> _JOB_: Reply with one number only, the count of lines holding the string "Purpose".

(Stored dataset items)
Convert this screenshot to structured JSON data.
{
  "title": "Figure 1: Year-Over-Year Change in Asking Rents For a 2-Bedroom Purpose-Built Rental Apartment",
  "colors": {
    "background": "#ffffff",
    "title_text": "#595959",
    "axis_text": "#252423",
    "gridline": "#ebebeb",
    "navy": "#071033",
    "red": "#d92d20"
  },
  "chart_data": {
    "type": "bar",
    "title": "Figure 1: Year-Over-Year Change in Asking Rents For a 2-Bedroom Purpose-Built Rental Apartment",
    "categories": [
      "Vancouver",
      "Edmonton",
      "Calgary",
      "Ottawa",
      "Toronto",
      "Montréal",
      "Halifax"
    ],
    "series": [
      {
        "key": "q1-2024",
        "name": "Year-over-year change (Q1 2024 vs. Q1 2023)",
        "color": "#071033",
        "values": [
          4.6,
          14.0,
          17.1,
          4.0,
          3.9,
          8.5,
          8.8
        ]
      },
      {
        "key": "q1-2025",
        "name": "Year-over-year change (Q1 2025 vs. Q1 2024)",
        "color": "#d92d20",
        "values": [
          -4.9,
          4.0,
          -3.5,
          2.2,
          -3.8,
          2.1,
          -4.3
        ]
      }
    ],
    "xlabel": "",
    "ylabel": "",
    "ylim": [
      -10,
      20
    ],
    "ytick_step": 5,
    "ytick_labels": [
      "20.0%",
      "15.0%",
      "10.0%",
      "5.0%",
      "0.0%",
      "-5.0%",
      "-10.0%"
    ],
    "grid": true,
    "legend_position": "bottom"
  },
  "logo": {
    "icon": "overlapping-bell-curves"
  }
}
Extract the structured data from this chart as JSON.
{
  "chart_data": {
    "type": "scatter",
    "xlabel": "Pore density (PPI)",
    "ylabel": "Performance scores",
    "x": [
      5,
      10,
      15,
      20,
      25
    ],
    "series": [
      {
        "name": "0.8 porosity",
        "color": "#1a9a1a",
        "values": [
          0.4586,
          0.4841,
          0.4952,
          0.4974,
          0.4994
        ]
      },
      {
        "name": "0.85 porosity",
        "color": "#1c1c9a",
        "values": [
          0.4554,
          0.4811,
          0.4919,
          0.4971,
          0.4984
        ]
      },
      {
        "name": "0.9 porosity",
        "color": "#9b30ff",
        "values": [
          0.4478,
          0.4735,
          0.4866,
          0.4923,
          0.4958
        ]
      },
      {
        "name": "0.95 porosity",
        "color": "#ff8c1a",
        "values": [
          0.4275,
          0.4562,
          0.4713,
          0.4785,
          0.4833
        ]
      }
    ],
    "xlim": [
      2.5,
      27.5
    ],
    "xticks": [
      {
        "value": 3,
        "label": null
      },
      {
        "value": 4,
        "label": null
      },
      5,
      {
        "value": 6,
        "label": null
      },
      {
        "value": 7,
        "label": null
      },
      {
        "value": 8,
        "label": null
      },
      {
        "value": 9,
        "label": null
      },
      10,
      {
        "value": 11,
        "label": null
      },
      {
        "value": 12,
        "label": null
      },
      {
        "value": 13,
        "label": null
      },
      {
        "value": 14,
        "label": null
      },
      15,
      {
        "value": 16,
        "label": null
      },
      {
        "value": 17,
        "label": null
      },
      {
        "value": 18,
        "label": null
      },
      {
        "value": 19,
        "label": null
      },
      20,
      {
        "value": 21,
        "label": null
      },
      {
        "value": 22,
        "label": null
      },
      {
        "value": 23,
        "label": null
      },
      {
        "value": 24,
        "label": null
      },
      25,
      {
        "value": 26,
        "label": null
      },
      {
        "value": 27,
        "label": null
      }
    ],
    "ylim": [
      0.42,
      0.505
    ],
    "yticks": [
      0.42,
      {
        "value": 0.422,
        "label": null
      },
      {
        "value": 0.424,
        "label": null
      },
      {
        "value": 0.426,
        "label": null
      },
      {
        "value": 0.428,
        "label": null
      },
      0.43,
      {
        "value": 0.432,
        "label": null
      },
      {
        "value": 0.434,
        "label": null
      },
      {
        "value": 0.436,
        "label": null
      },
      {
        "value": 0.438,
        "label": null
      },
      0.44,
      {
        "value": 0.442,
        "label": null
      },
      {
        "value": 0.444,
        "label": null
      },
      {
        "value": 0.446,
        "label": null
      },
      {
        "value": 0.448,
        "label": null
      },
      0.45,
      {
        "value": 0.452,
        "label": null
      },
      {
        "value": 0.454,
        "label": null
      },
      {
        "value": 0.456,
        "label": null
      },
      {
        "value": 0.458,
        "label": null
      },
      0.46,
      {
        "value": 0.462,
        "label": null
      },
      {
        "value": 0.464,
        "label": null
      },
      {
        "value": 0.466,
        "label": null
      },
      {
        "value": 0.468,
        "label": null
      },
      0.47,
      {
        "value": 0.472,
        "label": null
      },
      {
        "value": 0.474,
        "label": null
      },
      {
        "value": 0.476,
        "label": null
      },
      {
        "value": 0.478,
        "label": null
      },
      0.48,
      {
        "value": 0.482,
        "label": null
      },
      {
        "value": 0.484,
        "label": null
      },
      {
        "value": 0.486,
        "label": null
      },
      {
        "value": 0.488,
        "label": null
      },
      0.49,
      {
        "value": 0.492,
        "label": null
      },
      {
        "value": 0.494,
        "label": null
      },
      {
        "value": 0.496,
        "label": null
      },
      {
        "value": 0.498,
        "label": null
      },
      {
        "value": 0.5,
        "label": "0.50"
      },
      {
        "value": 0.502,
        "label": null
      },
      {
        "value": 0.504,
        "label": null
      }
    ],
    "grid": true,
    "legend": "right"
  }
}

> _TASK OUTPUT_: 2